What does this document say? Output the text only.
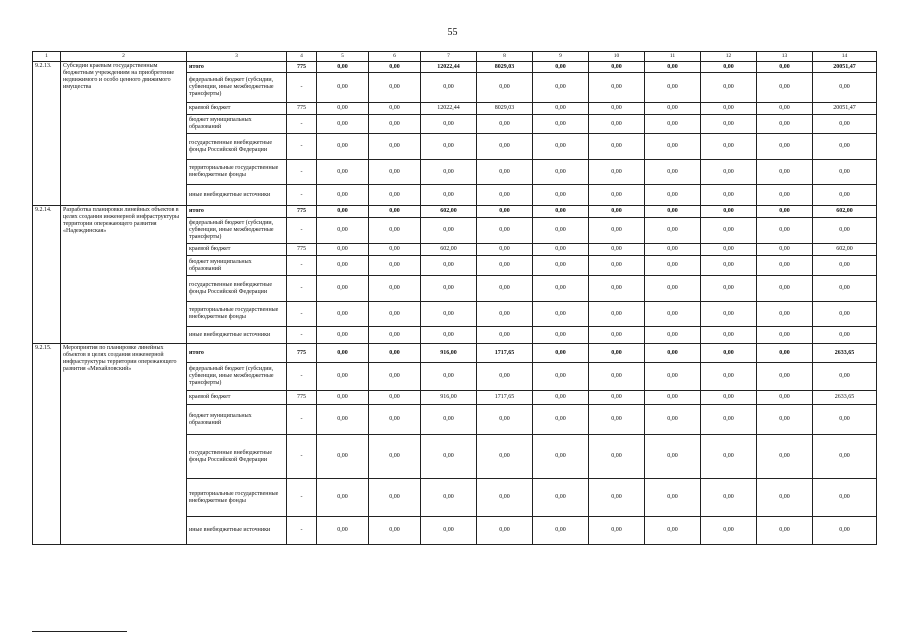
55
1	2	3	4	5	6	7	8	9	10	11	12	13	14
9.2.13.	Субсидии краевым государственным бюджетным учреждениям на приобретение недвижимого и особо ценного движимого имущества	итого	775	0,00	0,00	12022,44	8029,03	0,00	0,00	0,00	0,00	0,00	20051,47
		федеральный бюджет (субсидии, субвенции, иные межбюджетные трансферты)	-	0,00	0,00	0,00	0,00	0,00	0,00	0,00	0,00	0,00	0,00
		краевой бюджет	775	0,00	0,00	12022,44	8029,03	0,00	0,00	0,00	0,00	0,00	20051,47
		бюджет муниципальных образований	-	0,00	0,00	0,00	0,00	0,00	0,00	0,00	0,00	0,00	0,00
		государственные внебюджетные фонды Российской Федерации	-	0,00	0,00	0,00	0,00	0,00	0,00	0,00	0,00	0,00	0,00
		территориальные государственные внебюджетные фонды	-	0,00	0,00	0,00	0,00	0,00	0,00	0,00	0,00	0,00	0,00
		иные внебюджетные источники	-	0,00	0,00	0,00	0,00	0,00	0,00	0,00	0,00	0,00	0,00
9.2.14.	Разработка планировки линейных объектов в целях создания инженерной инфраструктуры территории опережающего развития «Надеждинская»	итого	775	0,00	0,00	602,00	0,00	0,00	0,00	0,00	0,00	0,00	602,00
		федеральный бюджет (субсидии, субвенции, иные межбюджетные трансферты)	-	0,00	0,00	0,00	0,00	0,00	0,00	0,00	0,00	0,00	0,00
		краевой бюджет	775	0,00	0,00	602,00	0,00	0,00	0,00	0,00	0,00	0,00	602,00
		бюджет муниципальных образований	-	0,00	0,00	0,00	0,00	0,00	0,00	0,00	0,00	0,00	0,00
		государственные внебюджетные фонды Российской Федерации	-	0,00	0,00	0,00	0,00	0,00	0,00	0,00	0,00	0,00	0,00
		территориальные государственные внебюджетные фонды	-	0,00	0,00	0,00	0,00	0,00	0,00	0,00	0,00	0,00	0,00
		иные внебюджетные источники	-	0,00	0,00	0,00	0,00	0,00	0,00	0,00	0,00	0,00	0,00
9.2.15.	Мероприятия по планировке линейных объектов в целях создания инженерной инфраструктуры территории опережающего развития «Михайловский»	итого	775	0,00	0,00	916,00	1717,65	0,00	0,00	0,00	0,00	0,00	2633,65
		федеральный бюджет (субсидии, субвенции, иные межбюджетные трансферты)	-	0,00	0,00	0,00	0,00	0,00	0,00	0,00	0,00	0,00	0,00
		краевой бюджет	775	0,00	0,00	916,00	1717,65	0,00	0,00	0,00	0,00	0,00	2633,65
		бюджет муниципальных образований	-	0,00	0,00	0,00	0,00	0,00	0,00	0,00	0,00	0,00	0,00
		государственные внебюджетные фонды Российской Федерации	-	0,00	0,00	0,00	0,00	0,00	0,00	0,00	0,00	0,00	0,00
		территориальные государственные внебюджетные фонды	-	0,00	0,00	0,00	0,00	0,00	0,00	0,00	0,00	0,00	0,00
		иные внебюджетные источники	-	0,00	0,00	0,00	0,00	0,00	0,00	0,00	0,00	0,00	0,00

- [WRITTEN PROBLEM]: Copy every entry exactly as written. Pictures are excluded.

- [ANSWER TO THE PROBLEM]:
What does this document say? Output the text only.
55
1	2	3	4	5	6	7	8	9	10	11	12	13	14
9.2.13.	Субсидии краевым государственным бюджетным учреждениям на приобретение недвижимого и особо ценного движимого имущества	итого	775	0,00	0,00	12022,44	8029,03	0,00	0,00	0,00	0,00	0,00	20051,47
		федеральный бюджет (субсидии, субвенции, иные межбюджетные трансферты)	-	0,00	0,00	0,00	0,00	0,00	0,00	0,00	0,00	0,00	0,00
		краевой бюджет	775	0,00	0,00	12022,44	8029,03	0,00	0,00	0,00	0,00	0,00	20051,47
		бюджет муниципальных образований	-	0,00	0,00	0,00	0,00	0,00	0,00	0,00	0,00	0,00	0,00
		государственные внебюджетные фонды Российской Федерации	-	0,00	0,00	0,00	0,00	0,00	0,00	0,00	0,00	0,00	0,00
		территориальные государственные внебюджетные фонды	-	0,00	0,00	0,00	0,00	0,00	0,00	0,00	0,00	0,00	0,00
		иные внебюджетные источники	-	0,00	0,00	0,00	0,00	0,00	0,00	0,00	0,00	0,00	0,00
9.2.14.	Разработка планировки линейных объектов в целях создания инженерной инфраструктуры территории опережающего развития «Надеждинская»	итого	775	0,00	0,00	602,00	0,00	0,00	0,00	0,00	0,00	0,00	602,00
		федеральный бюджет (субсидии, субвенции, иные межбюджетные трансферты)	-	0,00	0,00	0,00	0,00	0,00	0,00	0,00	0,00	0,00	0,00
		краевой бюджет	775	0,00	0,00	602,00	0,00	0,00	0,00	0,00	0,00	0,00	602,00
		бюджет муниципальных образований	-	0,00	0,00	0,00	0,00	0,00	0,00	0,00	0,00	0,00	0,00
		государственные внебюджетные фонды Российской Федерации	-	0,00	0,00	0,00	0,00	0,00	0,00	0,00	0,00	0,00	0,00
		территориальные государственные внебюджетные фонды	-	0,00	0,00	0,00	0,00	0,00	0,00	0,00	0,00	0,00	0,00
		иные внебюджетные источники	-	0,00	0,00	0,00	0,00	0,00	0,00	0,00	0,00	0,00	0,00
9.2.15.	Мероприятия по планировке линейных объектов в целях создания инженерной инфраструктуры территории опережающего развития «Михайловский»	итого	775	0,00	0,00	916,00	1717,65	0,00	0,00	0,00	0,00	0,00	2633,65
		федеральный бюджет (субсидии, субвенции, иные межбюджетные трансферты)	-	0,00	0,00	0,00	0,00	0,00	0,00	0,00	0,00	0,00	0,00
		краевой бюджет	775	0,00	0,00	916,00	1717,65	0,00	0,00	0,00	0,00	0,00	2633,65
		бюджет муниципальных образований	-	0,00	0,00	0,00	0,00	0,00	0,00	0,00	0,00	0,00	0,00
		государственные внебюджетные фонды Российской Федерации	-	0,00	0,00	0,00	0,00	0,00	0,00	0,00	0,00	0,00	0,00
		территориальные государственные внебюджетные фонды	-	0,00	0,00	0,00	0,00	0,00	0,00	0,00	0,00	0,00	0,00
		иные внебюджетные источники	-	0,00	0,00	0,00	0,00	0,00	0,00	0,00	0,00	0,00	0,00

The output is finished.